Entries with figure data
— BEGIN —

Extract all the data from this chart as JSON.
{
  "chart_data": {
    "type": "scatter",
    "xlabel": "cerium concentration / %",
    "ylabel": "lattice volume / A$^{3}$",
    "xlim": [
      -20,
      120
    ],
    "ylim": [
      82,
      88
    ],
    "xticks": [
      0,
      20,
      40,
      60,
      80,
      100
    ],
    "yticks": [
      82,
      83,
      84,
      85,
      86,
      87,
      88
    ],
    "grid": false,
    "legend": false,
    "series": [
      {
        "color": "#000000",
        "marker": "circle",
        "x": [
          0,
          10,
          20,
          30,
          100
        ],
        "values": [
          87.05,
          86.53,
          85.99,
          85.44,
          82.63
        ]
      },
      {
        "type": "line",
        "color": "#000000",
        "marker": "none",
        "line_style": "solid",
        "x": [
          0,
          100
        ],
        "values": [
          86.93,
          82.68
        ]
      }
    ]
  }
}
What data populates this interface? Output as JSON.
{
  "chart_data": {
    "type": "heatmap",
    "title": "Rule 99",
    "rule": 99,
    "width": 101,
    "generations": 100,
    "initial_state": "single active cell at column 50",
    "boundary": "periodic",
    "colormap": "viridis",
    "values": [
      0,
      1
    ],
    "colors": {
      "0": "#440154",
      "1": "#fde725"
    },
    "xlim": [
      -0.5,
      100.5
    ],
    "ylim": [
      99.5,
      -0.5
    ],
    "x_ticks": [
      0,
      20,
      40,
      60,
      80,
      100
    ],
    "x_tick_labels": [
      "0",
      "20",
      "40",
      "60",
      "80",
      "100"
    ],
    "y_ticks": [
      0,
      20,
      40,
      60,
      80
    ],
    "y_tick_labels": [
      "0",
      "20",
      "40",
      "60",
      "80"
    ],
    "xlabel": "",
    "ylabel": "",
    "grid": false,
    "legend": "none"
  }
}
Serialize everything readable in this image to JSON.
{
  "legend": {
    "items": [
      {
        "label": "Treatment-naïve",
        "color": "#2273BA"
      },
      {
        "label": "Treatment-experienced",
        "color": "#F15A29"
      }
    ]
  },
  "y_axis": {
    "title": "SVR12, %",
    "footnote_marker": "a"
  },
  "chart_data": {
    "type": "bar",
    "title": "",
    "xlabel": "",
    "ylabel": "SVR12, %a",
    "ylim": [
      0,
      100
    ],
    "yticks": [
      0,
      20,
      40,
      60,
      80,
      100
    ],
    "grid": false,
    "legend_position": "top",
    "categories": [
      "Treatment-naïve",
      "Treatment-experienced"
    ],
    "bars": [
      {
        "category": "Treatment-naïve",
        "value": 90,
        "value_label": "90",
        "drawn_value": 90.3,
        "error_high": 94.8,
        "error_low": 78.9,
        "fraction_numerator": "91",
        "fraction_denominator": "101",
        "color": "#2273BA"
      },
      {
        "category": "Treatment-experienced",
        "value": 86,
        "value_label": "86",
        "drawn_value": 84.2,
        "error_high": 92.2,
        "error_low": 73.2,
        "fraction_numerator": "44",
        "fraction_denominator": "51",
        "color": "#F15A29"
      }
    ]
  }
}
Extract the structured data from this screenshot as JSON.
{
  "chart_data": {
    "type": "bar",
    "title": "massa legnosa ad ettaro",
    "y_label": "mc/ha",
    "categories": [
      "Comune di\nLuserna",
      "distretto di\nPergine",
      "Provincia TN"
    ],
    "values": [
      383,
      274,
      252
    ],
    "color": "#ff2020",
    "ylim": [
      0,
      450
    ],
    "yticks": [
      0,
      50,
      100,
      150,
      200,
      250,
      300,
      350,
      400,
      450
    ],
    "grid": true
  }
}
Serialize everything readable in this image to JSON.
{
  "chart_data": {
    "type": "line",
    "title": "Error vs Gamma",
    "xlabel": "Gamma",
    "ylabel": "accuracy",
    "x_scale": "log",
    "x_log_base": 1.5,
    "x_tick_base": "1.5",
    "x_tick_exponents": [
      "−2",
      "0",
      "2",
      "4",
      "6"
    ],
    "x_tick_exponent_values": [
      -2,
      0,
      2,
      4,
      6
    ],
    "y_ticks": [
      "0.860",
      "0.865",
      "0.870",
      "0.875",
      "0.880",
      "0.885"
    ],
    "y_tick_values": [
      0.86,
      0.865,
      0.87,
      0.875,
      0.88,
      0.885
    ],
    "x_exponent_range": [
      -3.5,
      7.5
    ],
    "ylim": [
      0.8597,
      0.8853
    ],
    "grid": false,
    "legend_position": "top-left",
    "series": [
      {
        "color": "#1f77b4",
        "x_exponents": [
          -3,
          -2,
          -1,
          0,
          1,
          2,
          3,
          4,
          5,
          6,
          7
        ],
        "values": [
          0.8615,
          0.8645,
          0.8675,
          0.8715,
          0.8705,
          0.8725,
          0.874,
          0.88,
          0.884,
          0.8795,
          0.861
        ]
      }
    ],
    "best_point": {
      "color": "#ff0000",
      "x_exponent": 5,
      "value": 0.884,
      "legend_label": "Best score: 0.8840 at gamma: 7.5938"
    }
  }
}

— END —

WHAT YOU SHOULD DO
Your task is to extract all of the records exactly.

COMPLETED EXERCISE
Extract all the data from this chart as JSON.
{
  "chart_data": {
    "type": "scatter",
    "xlabel": "cerium concentration / %",
    "ylabel": "lattice volume / A$^{3}$",
    "xlim": [
      -20,
      120
    ],
    "ylim": [
      82,
      88
    ],
    "xticks": [
      0,
      20,
      40,
      60,
      80,
      100
    ],
    "yticks": [
      82,
      83,
      84,
      85,
      86,
      87,
      88
    ],
    "grid": false,
    "legend": false,
    "series": [
      {
        "color": "#000000",
        "marker": "circle",
        "x": [
          0,
          10,
          20,
          30,
          100
        ],
        "values": [
          87.05,
          86.53,
          85.99,
          85.44,
          82.63
        ]
      },
      {
        "type": "line",
        "color": "#000000",
        "marker": "none",
        "line_style": "solid",
        "x": [
          0,
          100
        ],
        "values": [
          86.93,
          82.68
        ]
      }
    ]
  }
}
What data populates this interface? Output as JSON.
{
  "chart_data": {
    "type": "heatmap",
    "title": "Rule 99",
    "rule": 99,
    "width": 101,
    "generations": 100,
    "initial_state": "single active cell at column 50",
    "boundary": "periodic",
    "colormap": "viridis",
    "values": [
      0,
      1
    ],
    "colors": {
      "0": "#440154",
      "1": "#fde725"
    },
    "xlim": [
      -0.5,
      100.5
    ],
    "ylim": [
      99.5,
      -0.5
    ],
    "x_ticks": [
      0,
      20,
      40,
      60,
      80,
      100
    ],
    "x_tick_labels": [
      "0",
      "20",
      "40",
      "60",
      "80",
      "100"
    ],
    "y_ticks": [
      0,
      20,
      40,
      60,
      80
    ],
    "y_tick_labels": [
      "0",
      "20",
      "40",
      "60",
      "80"
    ],
    "xlabel": "",
    "ylabel": "",
    "grid": false,
    "legend": "none"
  }
}
Serialize everything readable in this image to JSON.
{
  "legend": {
    "items": [
      {
        "label": "Treatment-naïve",
        "color": "#2273BA"
      },
      {
        "label": "Treatment-experienced",
        "color": "#F15A29"
      }
    ]
  },
  "y_axis": {
    "title": "SVR12, %",
    "footnote_marker": "a"
  },
  "chart_data": {
    "type": "bar",
    "title": "",
    "xlabel": "",
    "ylabel": "SVR12, %a",
    "ylim": [
      0,
      100
    ],
    "yticks": [
      0,
      20,
      40,
      60,
      80,
      100
    ],
    "grid": false,
    "legend_position": "top",
    "categories": [
      "Treatment-naïve",
      "Treatment-experienced"
    ],
    "bars": [
      {
        "category": "Treatment-naïve",
        "value": 90,
        "value_label": "90",
        "drawn_value": 90.3,
        "error_high": 94.8,
        "error_low": 78.9,
        "fraction_numerator": "91",
        "fraction_denominator": "101",
        "color": "#2273BA"
      },
      {
        "category": "Treatment-experienced",
        "value": 86,
        "value_label": "86",
        "drawn_value": 84.2,
        "error_high": 92.2,
        "error_low": 73.2,
        "fraction_numerator": "44",
        "fraction_denominator": "51",
        "color": "#F15A29"
      }
    ]
  }
}
Extract the structured data from this screenshot as JSON.
{
  "chart_data": {
    "type": "bar",
    "title": "massa legnosa ad ettaro",
    "y_label": "mc/ha",
    "categories": [
      "Comune di\nLuserna",
      "distretto di\nPergine",
      "Provincia TN"
    ],
    "values": [
      383,
      274,
      252
    ],
    "color": "#ff2020",
    "ylim": [
      0,
      450
    ],
    "yticks": [
      0,
      50,
      100,
      150,
      200,
      250,
      300,
      350,
      400,
      450
    ],
    "grid": true
  }
}
Serialize everything readable in this image to JSON.
{
  "chart_data": {
    "type": "line",
    "title": "Error vs Gamma",
    "xlabel": "Gamma",
    "ylabel": "accuracy",
    "x_scale": "log",
    "x_log_base": 1.5,
    "x_tick_base": "1.5",
    "x_tick_exponents": [
      "−2",
      "0",
      "2",
      "4",
      "6"
    ],
    "x_tick_exponent_values": [
      -2,
      0,
      2,
      4,
      6
    ],
    "y_ticks": [
      "0.860",
      "0.865",
      "0.870",
      "0.875",
      "0.880",
      "0.885"
    ],
    "y_tick_values": [
      0.86,
      0.865,
      0.87,
      0.875,
      0.88,
      0.885
    ],
    "x_exponent_range": [
      -3.5,
      7.5
    ],
    "ylim": [
      0.8597,
      0.8853
    ],
    "grid": false,
    "legend_position": "top-left",
    "series": [
      {
        "color": "#1f77b4",
        "x_exponents": [
          -3,
          -2,
          -1,
          0,
          1,
          2,
          3,
          4,
          5,
          6,
          7
        ],
        "values": [
          0.8615,
          0.8645,
          0.8675,
          0.8715,
          0.8705,
          0.8725,
          0.874,
          0.88,
          0.884,
          0.8795,
          0.861
        ]
      }
    ],
    "best_point": {
      "color": "#ff0000",
      "x_exponent": 5,
      "value": 0.884,
      "legend_label": "Best score: 0.8840 at gamma: 7.5938"
    }
  }
}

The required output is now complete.